__Required task__
Tally the lines containing the word "those", and report the tally alone.

__Provided records__

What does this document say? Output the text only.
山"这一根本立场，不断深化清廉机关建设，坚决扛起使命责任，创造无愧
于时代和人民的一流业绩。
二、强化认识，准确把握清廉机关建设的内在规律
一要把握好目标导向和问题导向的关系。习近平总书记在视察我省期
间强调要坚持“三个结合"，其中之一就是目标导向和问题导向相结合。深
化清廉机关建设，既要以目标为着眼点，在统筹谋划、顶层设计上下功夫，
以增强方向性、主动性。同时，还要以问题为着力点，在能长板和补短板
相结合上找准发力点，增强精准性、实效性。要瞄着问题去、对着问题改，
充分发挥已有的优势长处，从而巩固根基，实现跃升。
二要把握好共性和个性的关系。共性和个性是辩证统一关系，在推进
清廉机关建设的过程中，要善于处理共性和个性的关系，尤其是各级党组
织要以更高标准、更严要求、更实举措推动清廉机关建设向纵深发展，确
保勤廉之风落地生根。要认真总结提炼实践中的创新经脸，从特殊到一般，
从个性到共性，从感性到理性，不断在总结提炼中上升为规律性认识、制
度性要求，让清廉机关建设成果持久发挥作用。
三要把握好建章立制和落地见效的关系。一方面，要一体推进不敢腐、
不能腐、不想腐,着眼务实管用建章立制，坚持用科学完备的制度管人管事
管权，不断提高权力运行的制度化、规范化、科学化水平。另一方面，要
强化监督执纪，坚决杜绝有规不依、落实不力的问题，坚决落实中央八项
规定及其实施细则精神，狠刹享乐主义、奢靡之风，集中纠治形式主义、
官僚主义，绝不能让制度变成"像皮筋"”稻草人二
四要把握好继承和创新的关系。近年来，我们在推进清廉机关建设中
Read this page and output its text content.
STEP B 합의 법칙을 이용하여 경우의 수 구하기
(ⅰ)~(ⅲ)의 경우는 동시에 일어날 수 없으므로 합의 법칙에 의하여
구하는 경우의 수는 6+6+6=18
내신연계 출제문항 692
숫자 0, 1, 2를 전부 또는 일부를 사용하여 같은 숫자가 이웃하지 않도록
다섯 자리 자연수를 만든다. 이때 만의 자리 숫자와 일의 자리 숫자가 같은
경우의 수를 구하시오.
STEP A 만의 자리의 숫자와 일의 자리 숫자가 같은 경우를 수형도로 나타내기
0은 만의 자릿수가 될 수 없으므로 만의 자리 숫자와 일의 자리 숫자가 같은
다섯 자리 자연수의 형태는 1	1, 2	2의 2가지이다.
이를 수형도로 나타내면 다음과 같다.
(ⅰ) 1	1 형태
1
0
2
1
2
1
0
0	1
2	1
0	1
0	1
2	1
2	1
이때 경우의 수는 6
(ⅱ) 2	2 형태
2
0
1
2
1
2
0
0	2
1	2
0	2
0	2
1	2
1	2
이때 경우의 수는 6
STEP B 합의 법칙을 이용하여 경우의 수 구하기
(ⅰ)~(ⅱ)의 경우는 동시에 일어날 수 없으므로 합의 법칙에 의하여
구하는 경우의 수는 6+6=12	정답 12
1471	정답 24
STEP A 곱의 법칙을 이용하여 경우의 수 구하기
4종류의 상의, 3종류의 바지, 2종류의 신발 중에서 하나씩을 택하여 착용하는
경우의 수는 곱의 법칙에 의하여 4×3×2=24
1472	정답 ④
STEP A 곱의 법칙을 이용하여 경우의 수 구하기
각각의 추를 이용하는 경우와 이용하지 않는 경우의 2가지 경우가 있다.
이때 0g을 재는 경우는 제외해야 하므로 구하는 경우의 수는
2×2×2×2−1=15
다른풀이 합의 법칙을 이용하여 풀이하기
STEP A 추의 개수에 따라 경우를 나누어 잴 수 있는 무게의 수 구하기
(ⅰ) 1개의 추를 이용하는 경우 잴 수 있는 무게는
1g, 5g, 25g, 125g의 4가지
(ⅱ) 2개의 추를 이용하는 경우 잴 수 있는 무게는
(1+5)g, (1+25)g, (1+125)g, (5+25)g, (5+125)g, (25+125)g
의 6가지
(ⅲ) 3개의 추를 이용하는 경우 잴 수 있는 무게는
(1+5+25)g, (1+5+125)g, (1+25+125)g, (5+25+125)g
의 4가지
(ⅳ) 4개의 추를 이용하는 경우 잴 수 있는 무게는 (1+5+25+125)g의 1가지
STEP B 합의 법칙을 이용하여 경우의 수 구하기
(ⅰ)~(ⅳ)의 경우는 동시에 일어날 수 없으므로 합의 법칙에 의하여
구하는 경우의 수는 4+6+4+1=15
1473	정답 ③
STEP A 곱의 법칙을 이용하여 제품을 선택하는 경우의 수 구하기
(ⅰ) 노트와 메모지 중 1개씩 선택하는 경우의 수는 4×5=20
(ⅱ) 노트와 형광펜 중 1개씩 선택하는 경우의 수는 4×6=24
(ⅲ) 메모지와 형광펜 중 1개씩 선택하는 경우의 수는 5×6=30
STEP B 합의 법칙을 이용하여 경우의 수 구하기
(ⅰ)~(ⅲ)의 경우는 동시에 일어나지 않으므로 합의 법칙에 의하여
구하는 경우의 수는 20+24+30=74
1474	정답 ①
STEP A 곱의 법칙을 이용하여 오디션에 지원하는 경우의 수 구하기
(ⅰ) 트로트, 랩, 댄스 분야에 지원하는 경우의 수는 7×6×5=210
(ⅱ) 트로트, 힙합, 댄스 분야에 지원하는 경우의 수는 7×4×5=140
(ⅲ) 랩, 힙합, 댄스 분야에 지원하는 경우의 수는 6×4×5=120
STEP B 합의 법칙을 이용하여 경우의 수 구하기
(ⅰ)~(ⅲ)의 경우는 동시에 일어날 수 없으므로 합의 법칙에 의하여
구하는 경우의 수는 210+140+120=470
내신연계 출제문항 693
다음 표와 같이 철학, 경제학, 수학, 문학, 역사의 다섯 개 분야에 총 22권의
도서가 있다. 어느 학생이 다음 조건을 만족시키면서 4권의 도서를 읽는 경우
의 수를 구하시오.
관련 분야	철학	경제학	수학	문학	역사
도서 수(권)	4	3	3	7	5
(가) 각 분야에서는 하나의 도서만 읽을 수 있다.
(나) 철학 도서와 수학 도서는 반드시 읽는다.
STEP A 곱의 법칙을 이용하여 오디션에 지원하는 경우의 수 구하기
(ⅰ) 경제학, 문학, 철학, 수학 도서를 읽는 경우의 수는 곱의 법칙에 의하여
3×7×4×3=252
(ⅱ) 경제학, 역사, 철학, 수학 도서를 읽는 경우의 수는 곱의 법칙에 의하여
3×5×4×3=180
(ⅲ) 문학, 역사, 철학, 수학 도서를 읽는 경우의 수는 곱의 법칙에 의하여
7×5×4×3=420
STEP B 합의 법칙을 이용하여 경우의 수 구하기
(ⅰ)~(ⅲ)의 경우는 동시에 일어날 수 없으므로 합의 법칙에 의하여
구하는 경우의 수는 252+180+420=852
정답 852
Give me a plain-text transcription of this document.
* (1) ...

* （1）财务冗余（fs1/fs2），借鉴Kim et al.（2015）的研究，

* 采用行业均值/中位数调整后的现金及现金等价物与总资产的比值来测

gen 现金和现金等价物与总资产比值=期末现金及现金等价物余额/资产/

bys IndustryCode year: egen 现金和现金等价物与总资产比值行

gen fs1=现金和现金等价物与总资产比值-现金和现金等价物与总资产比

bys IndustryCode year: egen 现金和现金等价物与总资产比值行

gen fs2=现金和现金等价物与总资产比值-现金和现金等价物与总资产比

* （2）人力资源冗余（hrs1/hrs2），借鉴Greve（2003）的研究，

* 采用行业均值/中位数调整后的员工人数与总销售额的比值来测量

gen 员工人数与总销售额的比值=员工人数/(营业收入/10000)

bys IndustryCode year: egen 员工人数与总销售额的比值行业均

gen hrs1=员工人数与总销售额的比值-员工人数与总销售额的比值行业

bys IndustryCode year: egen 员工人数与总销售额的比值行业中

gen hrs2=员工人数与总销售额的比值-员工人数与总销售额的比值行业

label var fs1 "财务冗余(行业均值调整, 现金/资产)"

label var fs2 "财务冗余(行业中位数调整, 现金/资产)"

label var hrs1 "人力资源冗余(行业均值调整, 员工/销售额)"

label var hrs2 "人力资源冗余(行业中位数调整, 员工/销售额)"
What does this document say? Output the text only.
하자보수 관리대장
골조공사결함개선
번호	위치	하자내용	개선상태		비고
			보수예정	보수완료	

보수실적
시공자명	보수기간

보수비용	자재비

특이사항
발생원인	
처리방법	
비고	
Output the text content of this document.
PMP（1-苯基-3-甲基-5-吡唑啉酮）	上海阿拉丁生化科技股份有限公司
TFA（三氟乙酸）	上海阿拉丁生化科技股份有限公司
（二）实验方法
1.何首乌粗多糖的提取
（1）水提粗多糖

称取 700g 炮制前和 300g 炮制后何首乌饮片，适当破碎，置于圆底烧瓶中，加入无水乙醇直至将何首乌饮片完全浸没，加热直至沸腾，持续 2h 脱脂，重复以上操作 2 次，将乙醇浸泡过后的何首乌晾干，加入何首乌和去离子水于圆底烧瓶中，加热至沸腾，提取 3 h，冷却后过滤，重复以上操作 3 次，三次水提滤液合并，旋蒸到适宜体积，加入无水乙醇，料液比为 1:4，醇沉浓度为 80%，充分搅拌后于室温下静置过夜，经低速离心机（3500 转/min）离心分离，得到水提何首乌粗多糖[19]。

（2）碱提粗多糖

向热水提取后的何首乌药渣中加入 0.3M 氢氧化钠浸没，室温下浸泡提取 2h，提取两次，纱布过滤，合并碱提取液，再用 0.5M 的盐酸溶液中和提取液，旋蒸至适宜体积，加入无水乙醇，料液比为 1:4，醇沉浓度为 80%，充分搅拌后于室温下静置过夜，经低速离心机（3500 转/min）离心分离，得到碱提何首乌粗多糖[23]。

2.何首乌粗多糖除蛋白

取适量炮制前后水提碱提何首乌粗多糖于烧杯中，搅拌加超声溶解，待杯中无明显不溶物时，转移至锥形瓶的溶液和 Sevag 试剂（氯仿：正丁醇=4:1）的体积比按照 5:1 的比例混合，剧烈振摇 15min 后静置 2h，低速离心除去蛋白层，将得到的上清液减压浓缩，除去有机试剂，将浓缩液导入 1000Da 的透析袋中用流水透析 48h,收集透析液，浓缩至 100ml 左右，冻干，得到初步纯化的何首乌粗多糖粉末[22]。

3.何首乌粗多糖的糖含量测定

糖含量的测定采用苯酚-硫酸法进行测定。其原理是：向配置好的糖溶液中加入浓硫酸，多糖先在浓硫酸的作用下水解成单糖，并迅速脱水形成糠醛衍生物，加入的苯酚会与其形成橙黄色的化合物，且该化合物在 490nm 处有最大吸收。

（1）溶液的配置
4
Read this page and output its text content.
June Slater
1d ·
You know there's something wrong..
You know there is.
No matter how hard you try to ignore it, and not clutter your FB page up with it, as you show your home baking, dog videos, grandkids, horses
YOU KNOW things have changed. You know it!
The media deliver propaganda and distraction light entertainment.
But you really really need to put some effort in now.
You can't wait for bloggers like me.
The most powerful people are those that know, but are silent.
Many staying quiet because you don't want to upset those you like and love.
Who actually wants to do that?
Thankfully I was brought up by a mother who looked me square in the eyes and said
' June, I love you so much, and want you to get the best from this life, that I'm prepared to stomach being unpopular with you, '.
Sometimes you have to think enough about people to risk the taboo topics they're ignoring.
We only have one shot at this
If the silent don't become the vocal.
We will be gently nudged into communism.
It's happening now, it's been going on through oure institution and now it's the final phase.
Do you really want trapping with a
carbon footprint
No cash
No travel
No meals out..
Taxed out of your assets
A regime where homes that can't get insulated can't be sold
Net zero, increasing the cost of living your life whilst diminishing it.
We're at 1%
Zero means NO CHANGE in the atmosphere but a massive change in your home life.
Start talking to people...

__Solution for this exercise__
2